Do this: Look through the listing below and work out how many of its lines hold the word "assimilated". Give only the number.

Source material:
-------------------------
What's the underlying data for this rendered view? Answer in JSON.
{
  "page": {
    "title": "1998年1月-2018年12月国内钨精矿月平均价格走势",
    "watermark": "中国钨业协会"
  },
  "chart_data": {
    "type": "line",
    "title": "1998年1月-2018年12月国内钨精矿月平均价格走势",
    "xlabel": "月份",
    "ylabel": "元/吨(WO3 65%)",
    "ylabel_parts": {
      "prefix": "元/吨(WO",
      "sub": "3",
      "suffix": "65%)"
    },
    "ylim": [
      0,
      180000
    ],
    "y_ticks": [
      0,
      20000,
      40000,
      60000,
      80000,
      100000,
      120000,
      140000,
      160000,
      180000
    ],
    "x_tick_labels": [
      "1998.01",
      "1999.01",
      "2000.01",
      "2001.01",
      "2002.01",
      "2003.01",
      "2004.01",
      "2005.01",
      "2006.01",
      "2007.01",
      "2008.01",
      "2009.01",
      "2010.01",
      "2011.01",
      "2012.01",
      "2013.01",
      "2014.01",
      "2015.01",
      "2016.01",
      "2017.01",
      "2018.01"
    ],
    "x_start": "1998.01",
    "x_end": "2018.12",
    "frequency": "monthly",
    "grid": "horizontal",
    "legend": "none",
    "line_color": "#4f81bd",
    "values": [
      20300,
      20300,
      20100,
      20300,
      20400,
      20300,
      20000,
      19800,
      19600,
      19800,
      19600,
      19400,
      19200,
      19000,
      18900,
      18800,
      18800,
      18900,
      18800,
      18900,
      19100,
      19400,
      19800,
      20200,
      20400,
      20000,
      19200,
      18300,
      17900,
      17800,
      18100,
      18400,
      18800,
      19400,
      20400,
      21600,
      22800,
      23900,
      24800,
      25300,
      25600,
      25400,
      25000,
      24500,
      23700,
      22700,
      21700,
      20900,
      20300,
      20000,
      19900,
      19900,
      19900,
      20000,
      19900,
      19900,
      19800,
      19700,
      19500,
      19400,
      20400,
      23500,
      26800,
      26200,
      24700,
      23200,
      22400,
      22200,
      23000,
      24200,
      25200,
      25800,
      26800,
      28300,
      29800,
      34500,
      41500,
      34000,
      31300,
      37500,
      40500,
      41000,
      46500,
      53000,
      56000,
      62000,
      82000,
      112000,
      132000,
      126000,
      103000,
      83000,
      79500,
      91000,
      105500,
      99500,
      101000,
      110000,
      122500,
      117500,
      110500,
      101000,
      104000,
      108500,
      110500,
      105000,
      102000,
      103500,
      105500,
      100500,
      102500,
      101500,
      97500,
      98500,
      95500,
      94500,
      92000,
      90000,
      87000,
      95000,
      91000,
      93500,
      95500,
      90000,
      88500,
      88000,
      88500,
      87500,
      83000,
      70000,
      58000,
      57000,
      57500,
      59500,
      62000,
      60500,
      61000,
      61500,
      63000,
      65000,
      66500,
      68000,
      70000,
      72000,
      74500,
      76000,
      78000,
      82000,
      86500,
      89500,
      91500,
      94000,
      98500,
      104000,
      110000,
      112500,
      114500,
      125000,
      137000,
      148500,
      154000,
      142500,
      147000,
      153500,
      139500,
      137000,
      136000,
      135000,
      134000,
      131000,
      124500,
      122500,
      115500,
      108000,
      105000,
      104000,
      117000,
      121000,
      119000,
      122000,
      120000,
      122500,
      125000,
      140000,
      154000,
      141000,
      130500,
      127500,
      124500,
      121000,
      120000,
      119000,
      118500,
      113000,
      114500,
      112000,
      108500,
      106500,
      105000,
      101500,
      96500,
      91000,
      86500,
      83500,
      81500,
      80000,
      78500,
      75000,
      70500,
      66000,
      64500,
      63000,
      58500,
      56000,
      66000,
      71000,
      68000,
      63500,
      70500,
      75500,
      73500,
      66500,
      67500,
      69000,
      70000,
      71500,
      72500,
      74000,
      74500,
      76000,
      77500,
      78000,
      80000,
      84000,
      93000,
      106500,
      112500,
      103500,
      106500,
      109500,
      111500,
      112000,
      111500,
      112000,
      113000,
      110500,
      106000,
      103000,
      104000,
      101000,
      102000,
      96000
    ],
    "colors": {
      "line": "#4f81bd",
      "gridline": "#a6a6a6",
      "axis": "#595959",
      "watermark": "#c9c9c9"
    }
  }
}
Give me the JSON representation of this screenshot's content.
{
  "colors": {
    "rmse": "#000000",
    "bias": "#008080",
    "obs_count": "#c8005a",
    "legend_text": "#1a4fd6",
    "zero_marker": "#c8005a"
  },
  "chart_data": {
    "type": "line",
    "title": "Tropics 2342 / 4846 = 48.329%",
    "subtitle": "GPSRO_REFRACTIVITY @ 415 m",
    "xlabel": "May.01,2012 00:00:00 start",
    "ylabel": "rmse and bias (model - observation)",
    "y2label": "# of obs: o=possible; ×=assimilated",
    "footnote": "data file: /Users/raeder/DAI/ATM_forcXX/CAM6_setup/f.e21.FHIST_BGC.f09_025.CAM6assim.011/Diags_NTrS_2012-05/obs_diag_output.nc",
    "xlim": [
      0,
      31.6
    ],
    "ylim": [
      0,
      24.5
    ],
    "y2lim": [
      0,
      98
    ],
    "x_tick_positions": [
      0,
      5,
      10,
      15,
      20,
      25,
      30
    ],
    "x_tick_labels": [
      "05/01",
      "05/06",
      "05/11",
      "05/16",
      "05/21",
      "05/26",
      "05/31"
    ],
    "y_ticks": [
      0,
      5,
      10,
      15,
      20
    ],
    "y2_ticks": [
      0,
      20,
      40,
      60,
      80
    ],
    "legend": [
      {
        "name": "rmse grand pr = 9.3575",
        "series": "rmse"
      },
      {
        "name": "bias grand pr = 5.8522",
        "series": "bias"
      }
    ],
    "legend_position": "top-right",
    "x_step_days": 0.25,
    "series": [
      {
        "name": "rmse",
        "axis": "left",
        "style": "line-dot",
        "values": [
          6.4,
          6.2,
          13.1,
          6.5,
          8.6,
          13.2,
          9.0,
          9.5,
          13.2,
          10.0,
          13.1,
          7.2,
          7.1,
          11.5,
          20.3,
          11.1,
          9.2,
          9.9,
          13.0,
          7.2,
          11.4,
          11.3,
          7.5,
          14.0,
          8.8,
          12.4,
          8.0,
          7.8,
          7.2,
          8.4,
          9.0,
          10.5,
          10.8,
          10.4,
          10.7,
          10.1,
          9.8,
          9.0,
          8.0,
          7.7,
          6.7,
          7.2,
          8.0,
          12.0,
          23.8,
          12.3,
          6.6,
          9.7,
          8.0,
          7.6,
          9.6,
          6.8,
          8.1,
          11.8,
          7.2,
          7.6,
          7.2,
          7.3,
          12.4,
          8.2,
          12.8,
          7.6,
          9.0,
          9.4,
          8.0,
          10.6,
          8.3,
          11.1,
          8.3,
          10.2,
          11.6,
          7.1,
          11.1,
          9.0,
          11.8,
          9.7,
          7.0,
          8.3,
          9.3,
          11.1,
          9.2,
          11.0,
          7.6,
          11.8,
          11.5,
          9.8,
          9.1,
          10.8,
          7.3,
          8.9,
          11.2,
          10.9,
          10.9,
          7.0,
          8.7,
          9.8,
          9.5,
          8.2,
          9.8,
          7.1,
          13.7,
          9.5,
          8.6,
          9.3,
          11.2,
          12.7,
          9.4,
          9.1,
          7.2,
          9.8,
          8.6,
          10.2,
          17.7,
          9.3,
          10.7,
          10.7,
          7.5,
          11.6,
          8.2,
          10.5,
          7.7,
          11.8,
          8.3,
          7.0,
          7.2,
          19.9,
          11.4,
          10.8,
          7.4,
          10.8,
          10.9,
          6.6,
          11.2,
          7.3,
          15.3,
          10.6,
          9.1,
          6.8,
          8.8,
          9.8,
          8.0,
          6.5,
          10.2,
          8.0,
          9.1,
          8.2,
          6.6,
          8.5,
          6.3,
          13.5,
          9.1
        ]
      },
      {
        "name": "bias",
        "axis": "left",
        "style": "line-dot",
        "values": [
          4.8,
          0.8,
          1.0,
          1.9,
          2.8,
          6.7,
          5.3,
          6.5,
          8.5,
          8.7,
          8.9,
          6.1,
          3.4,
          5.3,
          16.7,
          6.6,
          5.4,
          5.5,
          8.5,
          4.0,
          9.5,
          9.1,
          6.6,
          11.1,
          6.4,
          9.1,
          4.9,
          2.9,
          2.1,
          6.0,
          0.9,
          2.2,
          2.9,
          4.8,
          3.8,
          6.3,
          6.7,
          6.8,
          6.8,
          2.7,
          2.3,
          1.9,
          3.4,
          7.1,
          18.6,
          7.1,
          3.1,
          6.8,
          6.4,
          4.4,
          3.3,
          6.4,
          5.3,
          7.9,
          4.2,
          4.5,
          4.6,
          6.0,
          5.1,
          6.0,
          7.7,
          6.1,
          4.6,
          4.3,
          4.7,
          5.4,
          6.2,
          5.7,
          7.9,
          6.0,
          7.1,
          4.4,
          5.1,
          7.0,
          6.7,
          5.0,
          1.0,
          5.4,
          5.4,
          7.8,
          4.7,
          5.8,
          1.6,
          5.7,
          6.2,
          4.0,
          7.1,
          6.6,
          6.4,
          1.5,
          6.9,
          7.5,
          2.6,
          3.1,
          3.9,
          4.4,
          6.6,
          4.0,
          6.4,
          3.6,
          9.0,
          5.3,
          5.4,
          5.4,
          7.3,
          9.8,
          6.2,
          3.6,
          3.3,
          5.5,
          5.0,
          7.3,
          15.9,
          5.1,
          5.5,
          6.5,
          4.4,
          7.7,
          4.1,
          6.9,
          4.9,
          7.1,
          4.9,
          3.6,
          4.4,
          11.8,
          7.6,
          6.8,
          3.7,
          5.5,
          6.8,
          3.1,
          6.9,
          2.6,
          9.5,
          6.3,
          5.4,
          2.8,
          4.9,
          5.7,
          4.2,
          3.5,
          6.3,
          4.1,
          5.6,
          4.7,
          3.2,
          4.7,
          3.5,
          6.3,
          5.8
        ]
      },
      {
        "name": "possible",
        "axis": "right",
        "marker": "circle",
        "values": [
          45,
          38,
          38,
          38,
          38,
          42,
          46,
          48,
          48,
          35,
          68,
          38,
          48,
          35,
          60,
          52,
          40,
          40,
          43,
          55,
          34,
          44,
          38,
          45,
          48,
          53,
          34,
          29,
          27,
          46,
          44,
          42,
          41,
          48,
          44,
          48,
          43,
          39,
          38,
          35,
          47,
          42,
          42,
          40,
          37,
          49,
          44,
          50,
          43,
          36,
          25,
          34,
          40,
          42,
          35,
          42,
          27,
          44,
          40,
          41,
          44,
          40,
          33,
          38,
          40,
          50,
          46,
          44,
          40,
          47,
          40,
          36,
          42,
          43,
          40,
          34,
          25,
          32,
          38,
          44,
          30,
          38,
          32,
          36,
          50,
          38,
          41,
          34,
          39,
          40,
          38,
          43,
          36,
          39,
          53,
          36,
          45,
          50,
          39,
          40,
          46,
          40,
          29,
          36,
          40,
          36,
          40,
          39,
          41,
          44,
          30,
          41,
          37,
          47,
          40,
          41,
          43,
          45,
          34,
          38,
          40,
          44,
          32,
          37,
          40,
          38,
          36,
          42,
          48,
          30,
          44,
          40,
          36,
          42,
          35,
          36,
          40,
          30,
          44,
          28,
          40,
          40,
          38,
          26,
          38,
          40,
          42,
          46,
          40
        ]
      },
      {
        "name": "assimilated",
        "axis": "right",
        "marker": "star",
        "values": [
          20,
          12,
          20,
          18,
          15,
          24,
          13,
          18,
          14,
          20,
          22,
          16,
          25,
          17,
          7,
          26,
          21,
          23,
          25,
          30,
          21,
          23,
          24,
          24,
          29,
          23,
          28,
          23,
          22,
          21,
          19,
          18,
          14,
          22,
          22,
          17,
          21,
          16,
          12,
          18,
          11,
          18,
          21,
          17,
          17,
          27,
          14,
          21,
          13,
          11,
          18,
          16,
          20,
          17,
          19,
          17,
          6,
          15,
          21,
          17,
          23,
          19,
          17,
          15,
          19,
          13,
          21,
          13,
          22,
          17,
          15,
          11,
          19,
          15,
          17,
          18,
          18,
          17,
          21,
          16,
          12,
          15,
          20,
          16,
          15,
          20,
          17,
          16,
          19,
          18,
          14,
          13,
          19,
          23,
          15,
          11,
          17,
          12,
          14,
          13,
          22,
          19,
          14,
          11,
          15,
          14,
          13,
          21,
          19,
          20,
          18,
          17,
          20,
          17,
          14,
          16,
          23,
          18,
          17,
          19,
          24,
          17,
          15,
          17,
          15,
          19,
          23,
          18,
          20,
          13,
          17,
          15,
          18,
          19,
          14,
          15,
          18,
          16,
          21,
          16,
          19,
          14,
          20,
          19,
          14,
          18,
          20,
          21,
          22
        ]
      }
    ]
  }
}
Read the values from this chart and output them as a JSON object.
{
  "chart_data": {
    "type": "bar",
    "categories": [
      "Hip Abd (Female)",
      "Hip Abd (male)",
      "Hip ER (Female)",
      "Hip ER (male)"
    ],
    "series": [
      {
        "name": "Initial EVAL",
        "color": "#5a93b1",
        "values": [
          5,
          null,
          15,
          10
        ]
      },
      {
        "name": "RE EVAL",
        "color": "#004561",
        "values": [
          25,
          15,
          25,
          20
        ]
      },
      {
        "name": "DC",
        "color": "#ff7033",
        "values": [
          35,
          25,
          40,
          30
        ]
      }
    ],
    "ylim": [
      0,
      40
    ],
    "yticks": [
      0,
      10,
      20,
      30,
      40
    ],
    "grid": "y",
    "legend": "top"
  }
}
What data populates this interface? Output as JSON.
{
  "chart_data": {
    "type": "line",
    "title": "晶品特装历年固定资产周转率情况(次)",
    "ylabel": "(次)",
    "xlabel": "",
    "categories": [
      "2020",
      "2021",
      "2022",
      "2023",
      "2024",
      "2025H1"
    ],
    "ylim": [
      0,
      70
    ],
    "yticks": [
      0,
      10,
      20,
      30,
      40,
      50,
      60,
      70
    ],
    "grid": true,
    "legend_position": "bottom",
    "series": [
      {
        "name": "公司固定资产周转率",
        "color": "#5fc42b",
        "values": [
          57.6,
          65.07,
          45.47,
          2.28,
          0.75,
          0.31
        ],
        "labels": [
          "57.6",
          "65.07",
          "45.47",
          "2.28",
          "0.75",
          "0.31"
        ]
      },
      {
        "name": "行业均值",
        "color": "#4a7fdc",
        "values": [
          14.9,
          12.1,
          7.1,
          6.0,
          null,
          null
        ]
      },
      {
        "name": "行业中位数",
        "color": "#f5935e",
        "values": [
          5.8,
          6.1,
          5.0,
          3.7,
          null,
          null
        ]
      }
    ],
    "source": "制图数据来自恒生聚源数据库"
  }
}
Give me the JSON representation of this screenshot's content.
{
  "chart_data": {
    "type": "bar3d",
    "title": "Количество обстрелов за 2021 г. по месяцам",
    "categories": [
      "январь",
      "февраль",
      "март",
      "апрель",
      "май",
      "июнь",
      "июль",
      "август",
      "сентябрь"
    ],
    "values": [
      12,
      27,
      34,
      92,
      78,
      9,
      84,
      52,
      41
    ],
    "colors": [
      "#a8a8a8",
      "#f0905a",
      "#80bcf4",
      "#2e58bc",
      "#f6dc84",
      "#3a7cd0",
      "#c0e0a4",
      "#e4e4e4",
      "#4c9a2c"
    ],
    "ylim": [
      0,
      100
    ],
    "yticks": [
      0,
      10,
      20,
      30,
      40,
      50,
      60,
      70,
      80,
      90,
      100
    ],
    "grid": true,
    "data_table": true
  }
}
-------------------------
Right answer: 2